Objetivos:
A. Pode reescrever o trecho da crítica de “Nosso Amigo Extraordinário” que vai de "Normalmente, quando se" até "cosplays por décadas.", substituindo "naves espaciais" por "discos voadores"?
B. Pode retomar a crítica de “Nosso Amigo Extraordinário” e dar continuidade a ela a partir do ponto em que para?

Texto selecionado:
Crítica: “Nosso Amigo Extraordinário”

Normalmente, quando se tratam de narrativas envolvendo a aparição de alienígenas, uma das primeiras coisas que vêm à nossa mente são sequências realizadas com o uso da tecnologia mais atual, para criar elementos convincentes – sejam naves espaciais ou as próprias criaturas de outros planetas, que deverão ser “fofinhas” o suficiente para vender bonecos de pelúcia ou assustadoras o bastante para renderem ótimos cosplays por décadas.

Por isso, na proposta de “Nosso Amigo Extraordinário” (Jules), de não usar CGI e ter um alienígena de aparência simples (entenda-se sem nenhum atrativo específico), não havia espaço para o meio termo: ou ela seria um sucesso, ou causaria um estranhamento capaz de minar o interesse do espectador. Felizmente, houve êxito na execução e o que temos em tela é uma história que encanta pela singeleza com que é contada.

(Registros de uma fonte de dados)
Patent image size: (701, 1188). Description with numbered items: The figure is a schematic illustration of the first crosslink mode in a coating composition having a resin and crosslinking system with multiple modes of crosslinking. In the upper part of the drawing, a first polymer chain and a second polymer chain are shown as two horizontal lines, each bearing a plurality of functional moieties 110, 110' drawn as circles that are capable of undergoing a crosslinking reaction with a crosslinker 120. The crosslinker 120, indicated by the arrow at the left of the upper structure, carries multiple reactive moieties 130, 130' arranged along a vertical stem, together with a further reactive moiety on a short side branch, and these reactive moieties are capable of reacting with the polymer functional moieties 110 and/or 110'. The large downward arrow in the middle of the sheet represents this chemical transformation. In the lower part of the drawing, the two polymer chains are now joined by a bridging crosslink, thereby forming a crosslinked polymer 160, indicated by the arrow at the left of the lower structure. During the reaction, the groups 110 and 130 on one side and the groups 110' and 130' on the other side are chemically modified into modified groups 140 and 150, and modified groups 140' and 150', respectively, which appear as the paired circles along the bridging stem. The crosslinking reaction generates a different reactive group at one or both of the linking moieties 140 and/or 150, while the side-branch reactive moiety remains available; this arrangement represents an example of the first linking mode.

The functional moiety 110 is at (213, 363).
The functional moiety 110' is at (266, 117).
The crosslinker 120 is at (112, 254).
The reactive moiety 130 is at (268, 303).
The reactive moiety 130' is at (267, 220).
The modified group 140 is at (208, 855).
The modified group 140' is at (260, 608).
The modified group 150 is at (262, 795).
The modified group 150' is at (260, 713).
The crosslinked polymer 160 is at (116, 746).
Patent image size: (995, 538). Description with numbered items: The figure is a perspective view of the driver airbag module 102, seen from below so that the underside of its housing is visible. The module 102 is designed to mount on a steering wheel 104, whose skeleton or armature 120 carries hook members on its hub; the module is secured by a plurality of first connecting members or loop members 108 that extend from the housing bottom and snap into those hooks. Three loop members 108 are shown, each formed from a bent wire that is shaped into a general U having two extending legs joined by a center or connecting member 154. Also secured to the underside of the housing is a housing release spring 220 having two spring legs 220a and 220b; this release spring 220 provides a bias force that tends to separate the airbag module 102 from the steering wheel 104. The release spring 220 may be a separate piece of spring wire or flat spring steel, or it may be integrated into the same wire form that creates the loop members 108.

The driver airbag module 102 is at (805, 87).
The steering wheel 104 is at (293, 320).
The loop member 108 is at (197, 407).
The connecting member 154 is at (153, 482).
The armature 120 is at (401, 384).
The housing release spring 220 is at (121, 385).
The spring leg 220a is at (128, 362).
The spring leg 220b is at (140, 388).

Respostas do exercício:
A.
Normalmente, quando se tratam de narrativas envolvendo a aparição de alienígenas, uma das primeiras coisas que vêm à nossa mente são sequências realizadas com o uso da tecnologia mais atual, para criar elementos convincentes – sejam discos voadores ou as próprias criaturas de outros planetas, que deverão ser “fofinhas” o suficiente para vender bonecos de pelúcia ou assustadoras o bastante para renderem ótimos cosplays por décadas.

B.
Dirigida por Marc Turtletaub, a comédia dramática se passa na pacata cidade americana de Boonton e mostra a rotina de Milton Robinson (Ben Kingsley), um senhor rabugento, cujas maiores preocupações, aos 78 anos, dizem respeito à mudança no slogan de boas-vindas local e ao acréscimo de uma faixa de pedestres em um ponto que considera de difícil locomoção –reivindicadas semanalmente nas maçantes reuniões do conselho municipal.

Esse cotidiano sem novidades mudará com a queda de uma pequena nave espacial em seu quintal, cuja tripulação é composta por apenas um alienígena (interpretado pela dublê Jade Quion, que vestiu onze tipos de peças corporais diferentes – criadas pelo maquiador Joshua Turi, para compor seu visual).

As dúvidas iniciais dão lugar à curiosidade e à solidariedade, fazendo com que Milton se compadeça desse visitante desconhecido – e que sofreu ferimentos na queda – e passe a permitir a entrada dele em sua casa.

Gradativamente, essa aproximação vai se transformando em um relacionamento composto por monólogos (uma vez que o alien não emite nenhum som) que engrandece a vida do idoso. A dupla ganha companhia quando as vizinhas Sandy (Harriet Sansom Harris) e Joyce (Jane Curtin) ficam a par do fato inusitado e passam a ajudar nos cuidados e na proteção – do agora chamado Jules – enquanto ele trabalha no conserto de seu transporte, para voltar ao planeta natal.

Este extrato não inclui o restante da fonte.